** start Input records **
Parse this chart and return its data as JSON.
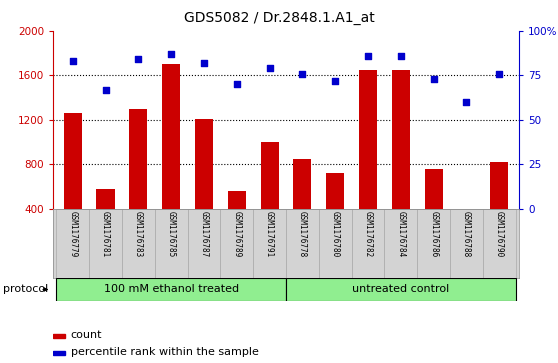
{
  "title": "GDS5082 / Dr.2848.1.A1_at",
  "samples": [
    "GSM1176779",
    "GSM1176781",
    "GSM1176783",
    "GSM1176785",
    "GSM1176787",
    "GSM1176789",
    "GSM1176791",
    "GSM1176778",
    "GSM1176780",
    "GSM1176782",
    "GSM1176784",
    "GSM1176786",
    "GSM1176788",
    "GSM1176790"
  ],
  "counts": [
    1260,
    580,
    1300,
    1700,
    1210,
    560,
    1000,
    850,
    720,
    1650,
    1650,
    760,
    400,
    820
  ],
  "percentiles": [
    83,
    67,
    84,
    87,
    82,
    70,
    79,
    76,
    72,
    86,
    86,
    73,
    60,
    76
  ],
  "group1_label": "100 mM ethanol treated",
  "group2_label": "untreated control",
  "group1_count": 7,
  "group2_count": 7,
  "bar_color": "#cc0000",
  "dot_color": "#0000cc",
  "ylim_left": [
    400,
    2000
  ],
  "ylim_right": [
    0,
    100
  ],
  "yticks_left": [
    400,
    800,
    1200,
    1600,
    2000
  ],
  "yticks_right": [
    0,
    25,
    50,
    75,
    100
  ],
  "grid_values": [
    800,
    1200,
    1600
  ],
  "legend_count_label": "count",
  "legend_pct_label": "percentile rank within the sample",
  "bg_color": "#d3d3d3",
  "group_color": "#90ee90",
  "protocol_label": "protocol"
}
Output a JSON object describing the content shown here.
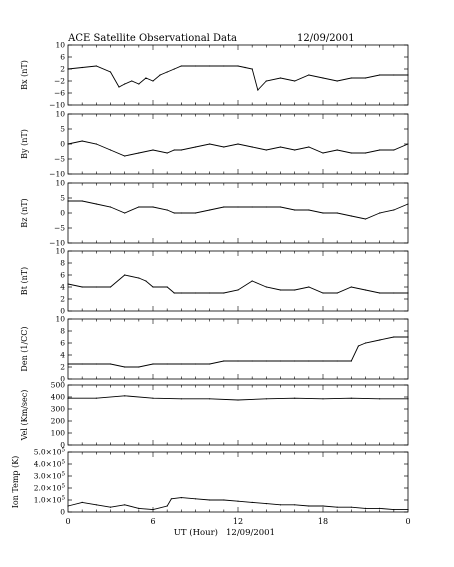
{
  "chart_data": {
    "title": "ACE Satellite Observational Data",
    "date": "12/09/2001",
    "xlabel": "UT (Hour)",
    "xlabel_date": "12/09/2001",
    "x_ticks": [
      "0",
      "6",
      "12",
      "18",
      "0"
    ],
    "xlim": [
      0,
      24
    ],
    "panels": [
      {
        "key": "bx",
        "type": "line",
        "ylabel": "Bx (nT)",
        "ylim": [
          -10,
          10
        ],
        "y_ticks": [
          10,
          6,
          2,
          -2,
          -6,
          -10
        ],
        "y_tick_labels": [
          "10",
          "6",
          "2",
          "−2",
          "−6",
          "−10"
        ],
        "x": [
          0,
          1,
          2,
          3,
          3.6,
          4,
          4.5,
          5,
          5.5,
          6,
          6.5,
          7,
          7.5,
          8,
          9,
          10,
          11,
          12,
          12.5,
          13,
          13.4,
          14,
          15,
          16,
          17,
          18,
          19,
          20,
          21,
          22,
          23,
          24
        ],
        "y": [
          2,
          2.5,
          3,
          1,
          -4,
          -3,
          -2,
          -3,
          -1,
          -2,
          0,
          1,
          2,
          3,
          3,
          3,
          3,
          3,
          2.5,
          2,
          -5,
          -2,
          -1,
          -2,
          0,
          -1,
          -2,
          -1,
          -1,
          0,
          0,
          0
        ]
      },
      {
        "key": "by",
        "type": "line",
        "ylabel": "By (nT)",
        "ylim": [
          -10,
          10
        ],
        "y_ticks": [
          10,
          5,
          0,
          -5,
          -10
        ],
        "y_tick_labels": [
          "10",
          "5",
          "0",
          "−5",
          "−10"
        ],
        "x": [
          0,
          1,
          2,
          3,
          4,
          5,
          6,
          7,
          7.5,
          8,
          9,
          10,
          11,
          12,
          13,
          14,
          15,
          16,
          17,
          18,
          19,
          20,
          21,
          22,
          23,
          24
        ],
        "y": [
          0,
          1,
          0,
          -2,
          -4,
          -3,
          -2,
          -3,
          -2,
          -2,
          -1,
          0,
          -1,
          0,
          -1,
          -2,
          -1,
          -2,
          -1,
          -3,
          -2,
          -3,
          -3,
          -2,
          -2,
          0
        ]
      },
      {
        "key": "bz",
        "type": "line",
        "ylabel": "Bz (nT)",
        "ylim": [
          -10,
          10
        ],
        "y_ticks": [
          10,
          5,
          0,
          -5,
          -10
        ],
        "y_tick_labels": [
          "10",
          "5",
          "0",
          "−5",
          "−10"
        ],
        "x": [
          0,
          1,
          2,
          3,
          4,
          5,
          6,
          7,
          7.5,
          8,
          9,
          10,
          11,
          12,
          13,
          14,
          15,
          16,
          17,
          18,
          19,
          20,
          21,
          22,
          23,
          24
        ],
        "y": [
          4,
          4,
          3,
          2,
          0,
          2,
          2,
          1,
          0,
          0,
          0,
          1,
          2,
          2,
          2,
          2,
          2,
          1,
          1,
          0,
          0,
          -1,
          -2,
          0,
          1,
          3
        ]
      },
      {
        "key": "bt",
        "type": "line",
        "ylabel": "Bt (nT)",
        "ylim": [
          0,
          10
        ],
        "y_ticks": [
          10,
          8,
          6,
          4,
          2,
          0
        ],
        "y_tick_labels": [
          "10",
          "8",
          "6",
          "4",
          "2",
          "0"
        ],
        "x": [
          0,
          1,
          2,
          3,
          4,
          5,
          5.5,
          6,
          7,
          7.5,
          8,
          9,
          10,
          11,
          12,
          13,
          14,
          15,
          16,
          17,
          18,
          19,
          20,
          21,
          22,
          23,
          24
        ],
        "y": [
          4.5,
          4,
          4,
          4,
          6,
          5.5,
          5,
          4,
          4,
          3,
          3,
          3,
          3,
          3,
          3.5,
          5,
          4,
          3.5,
          3.5,
          4,
          3,
          3,
          4,
          3.5,
          3,
          3,
          3
        ]
      },
      {
        "key": "den",
        "type": "line",
        "ylabel": "Den (1/CC)",
        "ylim": [
          0,
          10
        ],
        "y_ticks": [
          10,
          8,
          6,
          4,
          2,
          0
        ],
        "y_tick_labels": [
          "10",
          "8",
          "6",
          "4",
          "2",
          "0"
        ],
        "x": [
          0,
          1,
          2,
          3,
          4,
          5,
          6,
          7,
          8,
          9,
          10,
          11,
          12,
          13,
          14,
          15,
          16,
          17,
          18,
          19,
          20,
          20.5,
          21,
          22,
          23,
          24
        ],
        "y": [
          2.5,
          2.5,
          2.5,
          2.5,
          2,
          2,
          2.5,
          2.5,
          2.5,
          2.5,
          2.5,
          3,
          3,
          3,
          3,
          3,
          3,
          3,
          3,
          3,
          3,
          5.5,
          6,
          6.5,
          7,
          7
        ]
      },
      {
        "key": "vel",
        "type": "line",
        "ylabel": "Vel (Km/sec)",
        "ylim": [
          0,
          500
        ],
        "y_ticks": [
          500,
          400,
          300,
          200,
          100,
          0
        ],
        "y_tick_labels": [
          "500",
          "400",
          "300",
          "200",
          "100",
          "0"
        ],
        "x": [
          0,
          2,
          4,
          6,
          8,
          10,
          12,
          14,
          16,
          18,
          20,
          22,
          24
        ],
        "y": [
          390,
          390,
          410,
          390,
          385,
          385,
          375,
          385,
          390,
          385,
          390,
          385,
          385
        ]
      },
      {
        "key": "temp",
        "type": "line",
        "ylabel": "Ion Temp (K)",
        "ylim": [
          0,
          500000
        ],
        "y_ticks": [
          500000,
          400000,
          300000,
          200000,
          100000,
          0
        ],
        "y_tick_mantissa": [
          "5.0",
          "4.0",
          "3.0",
          "2.0",
          "1.0",
          "0"
        ],
        "y_tick_exponent": "5",
        "x": [
          0,
          1,
          2,
          3,
          4,
          5,
          6,
          7,
          7.3,
          8,
          9,
          10,
          11,
          12,
          13,
          14,
          15,
          16,
          17,
          18,
          19,
          20,
          21,
          22,
          23,
          24
        ],
        "y": [
          50000,
          80000,
          60000,
          40000,
          60000,
          30000,
          20000,
          50000,
          110000,
          120000,
          110000,
          100000,
          100000,
          90000,
          80000,
          70000,
          60000,
          60000,
          50000,
          50000,
          40000,
          40000,
          30000,
          30000,
          20000,
          20000
        ]
      }
    ]
  }
}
** end Input records **
» Stated problem: Check each line of the entries above, and show every one holding the word "ylabel".

» Result of this task:
        "ylabel": "Bx (nT)",
        "ylabel": "By (nT)",
        "ylabel": "Bz (nT)",
        "ylabel": "Bt (nT)",
        "ylabel": "Den (1/CC)",
        "ylabel": "Vel (Km/sec)",
        "ylabel": "Ion Temp (K)",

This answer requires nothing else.